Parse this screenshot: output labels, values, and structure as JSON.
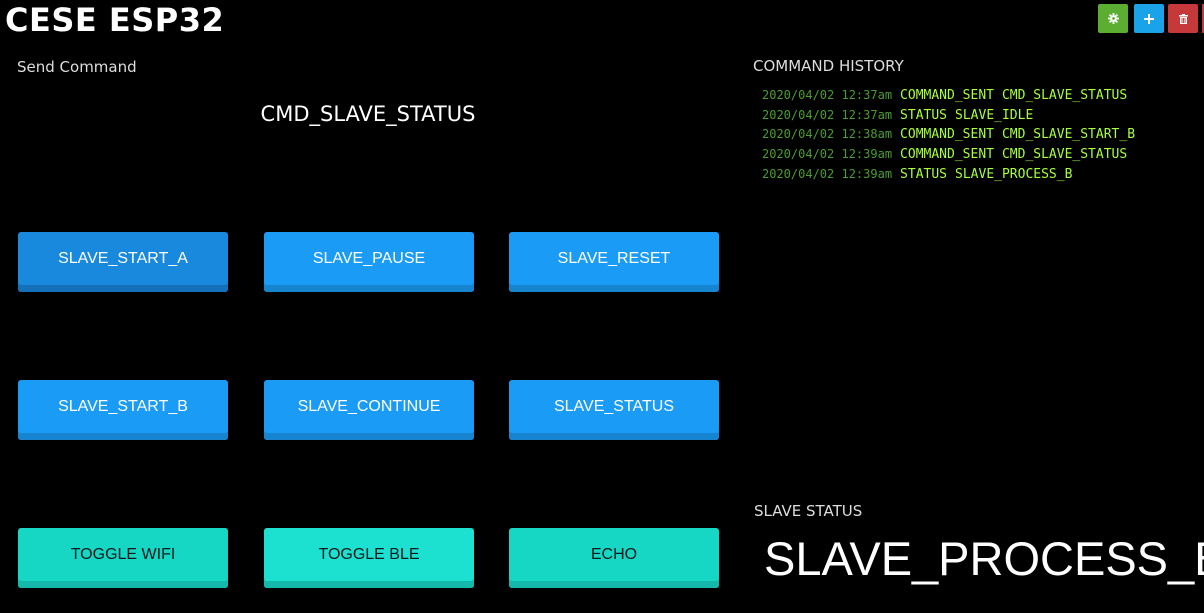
{
  "app": {
    "title": "CESE ESP32"
  },
  "toolbar": {
    "settings_icon": "gear-icon",
    "add_icon": "plus-icon",
    "delete_icon": "trash-icon",
    "colors": {
      "settings": "#5cae33",
      "add": "#1aa3e8",
      "delete": "#c5393b"
    }
  },
  "send_command": {
    "label": "Send Command",
    "current": "CMD_SLAVE_STATUS",
    "buttons": [
      {
        "label": "SLAVE_START_A",
        "style": "blue",
        "active": true
      },
      {
        "label": "SLAVE_PAUSE",
        "style": "blue"
      },
      {
        "label": "SLAVE_RESET",
        "style": "blue"
      },
      {
        "label": "SLAVE_START_B",
        "style": "blue"
      },
      {
        "label": "SLAVE_CONTINUE",
        "style": "blue"
      },
      {
        "label": "SLAVE_STATUS",
        "style": "blue"
      },
      {
        "label": "TOGGLE WIFI",
        "style": "cyan"
      },
      {
        "label": "TOGGLE BLE",
        "style": "cyan"
      },
      {
        "label": "ECHO",
        "style": "cyan"
      }
    ]
  },
  "history": {
    "label": "COMMAND HISTORY",
    "rows": [
      {
        "ts": "2020/04/02 12:37am",
        "kind": "COMMAND_SENT",
        "value": "CMD_SLAVE_STATUS"
      },
      {
        "ts": "2020/04/02 12:37am",
        "kind": "STATUS",
        "value": "SLAVE_IDLE"
      },
      {
        "ts": "2020/04/02 12:38am",
        "kind": "COMMAND_SENT",
        "value": "CMD_SLAVE_START_B"
      },
      {
        "ts": "2020/04/02 12:39am",
        "kind": "COMMAND_SENT",
        "value": "CMD_SLAVE_STATUS"
      },
      {
        "ts": "2020/04/02 12:39am",
        "kind": "STATUS",
        "value": "SLAVE_PROCESS_B"
      }
    ]
  },
  "slave_status": {
    "label": "SLAVE STATUS",
    "value": "SLAVE_PROCESS_B"
  }
}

-- -- --

*INSTRUCTIONS TO FOLLOW*
Reproduce all the records verbatim, excluding images.

*PROBLEM SOLUTION*
Parse this screenshot: output labels, values, and structure as JSON.
{
  "app": {
    "title": "CESE ESP32"
  },
  "toolbar": {
    "settings_icon": "gear-icon",
    "add_icon": "plus-icon",
    "delete_icon": "trash-icon",
    "colors": {
      "settings": "#5cae33",
      "add": "#1aa3e8",
      "delete": "#c5393b"
    }
  },
  "send_command": {
    "label": "Send Command",
    "current": "CMD_SLAVE_STATUS",
    "buttons": [
      {
        "label": "SLAVE_START_A",
        "style": "blue",
        "active": true
      },
      {
        "label": "SLAVE_PAUSE",
        "style": "blue"
      },
      {
        "label": "SLAVE_RESET",
        "style": "blue"
      },
      {
        "label": "SLAVE_START_B",
        "style": "blue"
      },
      {
        "label": "SLAVE_CONTINUE",
        "style": "blue"
      },
      {
        "label": "SLAVE_STATUS",
        "style": "blue"
      },
      {
        "label": "TOGGLE WIFI",
        "style": "cyan"
      },
      {
        "label": "TOGGLE BLE",
        "style": "cyan"
      },
      {
        "label": "ECHO",
        "style": "cyan"
      }
    ]
  },
  "history": {
    "label": "COMMAND HISTORY",
    "rows": [
      {
        "ts": "2020/04/02 12:37am",
        "kind": "COMMAND_SENT",
        "value": "CMD_SLAVE_STATUS"
      },
      {
        "ts": "2020/04/02 12:37am",
        "kind": "STATUS",
        "value": "SLAVE_IDLE"
      },
      {
        "ts": "2020/04/02 12:38am",
        "kind": "COMMAND_SENT",
        "value": "CMD_SLAVE_START_B"
      },
      {
        "ts": "2020/04/02 12:39am",
        "kind": "COMMAND_SENT",
        "value": "CMD_SLAVE_STATUS"
      },
      {
        "ts": "2020/04/02 12:39am",
        "kind": "STATUS",
        "value": "SLAVE_PROCESS_B"
      }
    ]
  },
  "slave_status": {
    "label": "SLAVE STATUS",
    "value": "SLAVE_PROCESS_B"
  }
}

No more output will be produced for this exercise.